◆ Task details ◆
Spot each line that carries the word "Simon"; copy those lines.
START Items
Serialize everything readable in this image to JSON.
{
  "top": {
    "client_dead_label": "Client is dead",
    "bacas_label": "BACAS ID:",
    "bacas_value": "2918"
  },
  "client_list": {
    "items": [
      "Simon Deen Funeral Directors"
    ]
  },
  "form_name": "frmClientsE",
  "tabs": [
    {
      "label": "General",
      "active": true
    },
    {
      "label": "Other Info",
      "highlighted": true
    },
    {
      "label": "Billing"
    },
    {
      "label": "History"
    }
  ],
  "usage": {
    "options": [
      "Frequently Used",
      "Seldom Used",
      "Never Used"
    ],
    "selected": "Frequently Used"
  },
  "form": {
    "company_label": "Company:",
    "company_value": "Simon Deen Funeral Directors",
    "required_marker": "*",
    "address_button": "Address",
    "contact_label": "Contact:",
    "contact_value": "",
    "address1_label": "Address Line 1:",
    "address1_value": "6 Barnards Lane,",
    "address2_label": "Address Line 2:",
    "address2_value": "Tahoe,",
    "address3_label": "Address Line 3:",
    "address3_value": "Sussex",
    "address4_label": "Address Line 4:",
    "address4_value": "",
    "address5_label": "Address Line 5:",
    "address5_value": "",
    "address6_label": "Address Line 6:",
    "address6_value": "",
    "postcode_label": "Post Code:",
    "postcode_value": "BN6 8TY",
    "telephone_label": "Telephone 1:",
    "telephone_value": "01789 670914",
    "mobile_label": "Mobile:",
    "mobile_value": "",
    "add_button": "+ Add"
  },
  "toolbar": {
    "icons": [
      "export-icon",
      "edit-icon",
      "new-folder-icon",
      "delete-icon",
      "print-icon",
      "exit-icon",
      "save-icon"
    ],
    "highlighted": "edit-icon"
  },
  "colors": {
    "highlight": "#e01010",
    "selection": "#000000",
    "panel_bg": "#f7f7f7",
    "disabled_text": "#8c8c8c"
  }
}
END Items
◆ Task result ◆
      "Simon Deen Funeral Directors"
    "company_value": "Simon Deen Funeral Directors",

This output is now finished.